== PROBLEM REQUIREMENTS ==
Will you extract the entries word for word? Images should not appear in the copy.

>> begin

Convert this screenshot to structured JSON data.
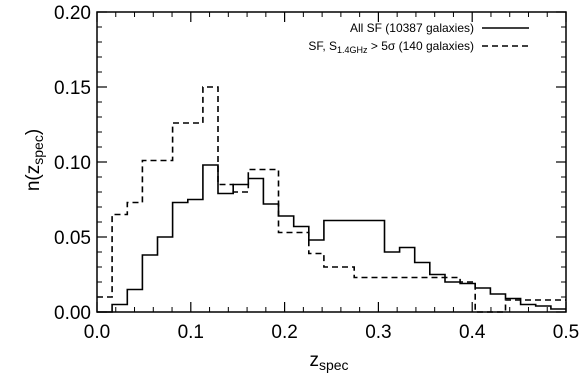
{
  "chart_data": {
    "type": "histogram-step",
    "xlabel": "z",
    "xlabel_sub": "spec",
    "ylabel": "n(z",
    "ylabel_sub": "spec",
    "ylabel_close": ")",
    "xlim": [
      0.0,
      0.5
    ],
    "ylim": [
      0.0,
      0.2
    ],
    "xticks": [
      0.0,
      0.1,
      0.2,
      0.3,
      0.4,
      0.5
    ],
    "yticks": [
      0.0,
      0.05,
      0.1,
      0.15,
      0.2
    ],
    "xtick_labels": [
      "0.0",
      "0.1",
      "0.2",
      "0.3",
      "0.4",
      "0.5"
    ],
    "ytick_labels": [
      "0.00",
      "0.05",
      "0.10",
      "0.15",
      "0.20"
    ],
    "legend_position": "top-right",
    "bin_edges": [
      0.0,
      0.0161,
      0.0323,
      0.0484,
      0.0645,
      0.0806,
      0.0968,
      0.1129,
      0.129,
      0.1452,
      0.1613,
      0.1774,
      0.1935,
      0.2097,
      0.2258,
      0.2419,
      0.2581,
      0.2742,
      0.2903,
      0.3065,
      0.3226,
      0.3387,
      0.3548,
      0.371,
      0.3871,
      0.4032,
      0.4194,
      0.4355,
      0.4516,
      0.4677,
      0.4839
    ],
    "series": [
      {
        "name": "All SF (10387 galaxies)",
        "style": "solid",
        "values": [
          0.0,
          0.005,
          0.015,
          0.038,
          0.05,
          0.073,
          0.075,
          0.098,
          0.079,
          0.085,
          0.089,
          0.072,
          0.064,
          0.057,
          0.048,
          0.061,
          0.061,
          0.061,
          0.061,
          0.04,
          0.043,
          0.033,
          0.025,
          0.02,
          0.019,
          0.016,
          0.012,
          0.009,
          0.005,
          0.004,
          0.002
        ]
      },
      {
        "name": "SF, S",
        "name_sub": "1.4GHz",
        "name_rest": " > 5σ (140 galaxies)",
        "style": "dashed",
        "values": [
          0.01,
          0.065,
          0.073,
          0.101,
          0.101,
          0.126,
          0.126,
          0.15,
          0.085,
          0.08,
          0.095,
          0.095,
          0.053,
          0.053,
          0.039,
          0.03,
          0.03,
          0.023,
          0.023,
          0.023,
          0.023,
          0.023,
          0.023,
          0.023,
          0.02,
          0.0,
          0.0,
          0.008,
          0.008,
          0.008,
          0.008
        ]
      }
    ]
  }
}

>> end

== RESPONSE TO THIS TASK ==
Convert this screenshot to structured JSON data.
{
  "chart_data": {
    "type": "histogram-step",
    "xlabel": "z",
    "xlabel_sub": "spec",
    "ylabel": "n(z",
    "ylabel_sub": "spec",
    "ylabel_close": ")",
    "xlim": [
      0.0,
      0.5
    ],
    "ylim": [
      0.0,
      0.2
    ],
    "xticks": [
      0.0,
      0.1,
      0.2,
      0.3,
      0.4,
      0.5
    ],
    "yticks": [
      0.0,
      0.05,
      0.1,
      0.15,
      0.2
    ],
    "xtick_labels": [
      "0.0",
      "0.1",
      "0.2",
      "0.3",
      "0.4",
      "0.5"
    ],
    "ytick_labels": [
      "0.00",
      "0.05",
      "0.10",
      "0.15",
      "0.20"
    ],
    "legend_position": "top-right",
    "bin_edges": [
      0.0,
      0.0161,
      0.0323,
      0.0484,
      0.0645,
      0.0806,
      0.0968,
      0.1129,
      0.129,
      0.1452,
      0.1613,
      0.1774,
      0.1935,
      0.2097,
      0.2258,
      0.2419,
      0.2581,
      0.2742,
      0.2903,
      0.3065,
      0.3226,
      0.3387,
      0.3548,
      0.371,
      0.3871,
      0.4032,
      0.4194,
      0.4355,
      0.4516,
      0.4677,
      0.4839
    ],
    "series": [
      {
        "name": "All SF (10387 galaxies)",
        "style": "solid",
        "values": [
          0.0,
          0.005,
          0.015,
          0.038,
          0.05,
          0.073,
          0.075,
          0.098,
          0.079,
          0.085,
          0.089,
          0.072,
          0.064,
          0.057,
          0.048,
          0.061,
          0.061,
          0.061,
          0.061,
          0.04,
          0.043,
          0.033,
          0.025,
          0.02,
          0.019,
          0.016,
          0.012,
          0.009,
          0.005,
          0.004,
          0.002
        ]
      },
      {
        "name": "SF, S",
        "name_sub": "1.4GHz",
        "name_rest": " > 5σ (140 galaxies)",
        "style": "dashed",
        "values": [
          0.01,
          0.065,
          0.073,
          0.101,
          0.101,
          0.126,
          0.126,
          0.15,
          0.085,
          0.08,
          0.095,
          0.095,
          0.053,
          0.053,
          0.039,
          0.03,
          0.03,
          0.023,
          0.023,
          0.023,
          0.023,
          0.023,
          0.023,
          0.023,
          0.02,
          0.0,
          0.0,
          0.008,
          0.008,
          0.008,
          0.008
        ]
      }
    ]
  }
}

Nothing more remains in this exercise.